● **Written task**: Transcribe each line of the records below exactly, excluding any embedded images.

━━━━━ Provided records ━━━━━

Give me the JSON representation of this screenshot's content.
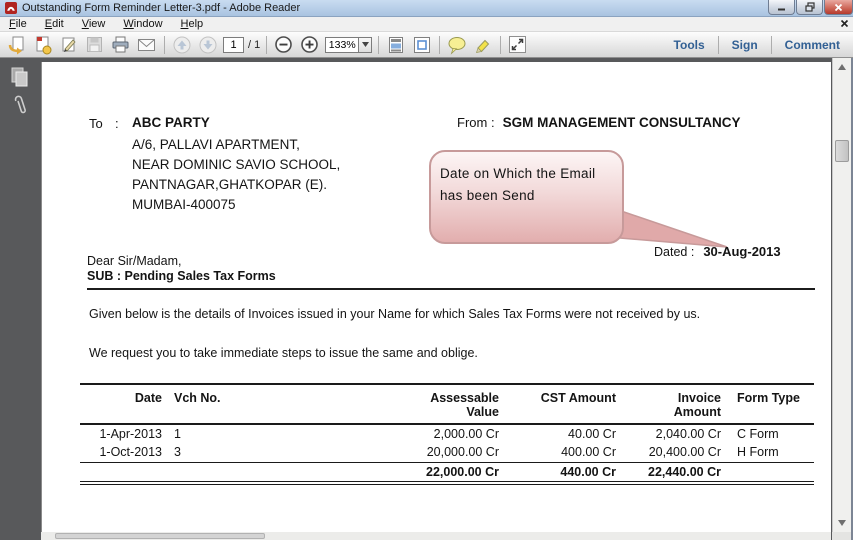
{
  "window": {
    "title": "Outstanding Form Reminder Letter-3.pdf - Adobe Reader",
    "menu": {
      "items": [
        "File",
        "Edit",
        "View",
        "Window",
        "Help"
      ]
    },
    "toolbar": {
      "page_current": "1",
      "page_of": "/ 1",
      "zoom_value": "133%",
      "tools_label": "Tools",
      "sign_label": "Sign",
      "comment_label": "Comment"
    }
  },
  "letter": {
    "to_label": "To",
    "to_separator": ":",
    "recipient": {
      "name": "ABC PARTY",
      "address_lines": [
        "A/6, PALLAVI APARTMENT,",
        "NEAR DOMINIC SAVIO SCHOOL,",
        "PANTNAGAR,GHATKOPAR (E).",
        "MUMBAI-400075"
      ]
    },
    "from_label": "From :",
    "sender_name": "SGM MANAGEMENT CONSULTANCY",
    "callout": {
      "line1": "Date on Which the Email",
      "line2": "has been Send"
    },
    "dated_label": "Dated :",
    "dated_value": "30-Aug-2013",
    "salutation": "Dear Sir/Madam,",
    "subject": "SUB : Pending Sales Tax Forms",
    "body_para1": "Given below is the details of Invoices issued in your Name for which Sales Tax Forms were not received by us.",
    "body_para2": "We request you to take immediate steps to issue the same and oblige.",
    "invoice_table": {
      "headers": {
        "date": "Date",
        "vch": "Vch No.",
        "assessable": "Assessable\nValue",
        "cst": "CST Amount",
        "invoice": "Invoice\nAmount",
        "form": "Form Type"
      },
      "rows": [
        {
          "date": "1-Apr-2013",
          "vch": "1",
          "assessable": "2,000.00 Cr",
          "cst": "40.00 Cr",
          "invoice": "2,040.00 Cr",
          "form": "C Form"
        },
        {
          "date": "1-Oct-2013",
          "vch": "3",
          "assessable": "20,000.00 Cr",
          "cst": "400.00 Cr",
          "invoice": "20,400.00 Cr",
          "form": "H Form"
        }
      ],
      "totals": {
        "assessable": "22,000.00 Cr",
        "cst": "440.00 Cr",
        "invoice": "22,440.00 Cr"
      }
    }
  },
  "colors": {
    "titlebar_blue": "#a9c3e0",
    "callout_fill": "#e2adad",
    "callout_border": "#c79a9a",
    "toolbar_link_blue": "#326094"
  }
}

━━━━━

● **Task output**:
Give me the JSON representation of this screenshot's content.
{
  "window": {
    "title": "Outstanding Form Reminder Letter-3.pdf - Adobe Reader",
    "menu": {
      "items": [
        "File",
        "Edit",
        "View",
        "Window",
        "Help"
      ]
    },
    "toolbar": {
      "page_current": "1",
      "page_of": "/ 1",
      "zoom_value": "133%",
      "tools_label": "Tools",
      "sign_label": "Sign",
      "comment_label": "Comment"
    }
  },
  "letter": {
    "to_label": "To",
    "to_separator": ":",
    "recipient": {
      "name": "ABC PARTY",
      "address_lines": [
        "A/6, PALLAVI APARTMENT,",
        "NEAR DOMINIC SAVIO SCHOOL,",
        "PANTNAGAR,GHATKOPAR (E).",
        "MUMBAI-400075"
      ]
    },
    "from_label": "From :",
    "sender_name": "SGM MANAGEMENT CONSULTANCY",
    "callout": {
      "line1": "Date on Which the Email",
      "line2": "has been Send"
    },
    "dated_label": "Dated :",
    "dated_value": "30-Aug-2013",
    "salutation": "Dear Sir/Madam,",
    "subject": "SUB : Pending Sales Tax Forms",
    "body_para1": "Given below is the details of Invoices issued in your Name for which Sales Tax Forms were not received by us.",
    "body_para2": "We request you to take immediate steps to issue the same and oblige.",
    "invoice_table": {
      "headers": {
        "date": "Date",
        "vch": "Vch No.",
        "assessable": "Assessable\nValue",
        "cst": "CST Amount",
        "invoice": "Invoice\nAmount",
        "form": "Form Type"
      },
      "rows": [
        {
          "date": "1-Apr-2013",
          "vch": "1",
          "assessable": "2,000.00 Cr",
          "cst": "40.00 Cr",
          "invoice": "2,040.00 Cr",
          "form": "C Form"
        },
        {
          "date": "1-Oct-2013",
          "vch": "3",
          "assessable": "20,000.00 Cr",
          "cst": "400.00 Cr",
          "invoice": "20,400.00 Cr",
          "form": "H Form"
        }
      ],
      "totals": {
        "assessable": "22,000.00 Cr",
        "cst": "440.00 Cr",
        "invoice": "22,440.00 Cr"
      }
    }
  },
  "colors": {
    "titlebar_blue": "#a9c3e0",
    "callout_fill": "#e2adad",
    "callout_border": "#c79a9a",
    "toolbar_link_blue": "#326094"
  }
}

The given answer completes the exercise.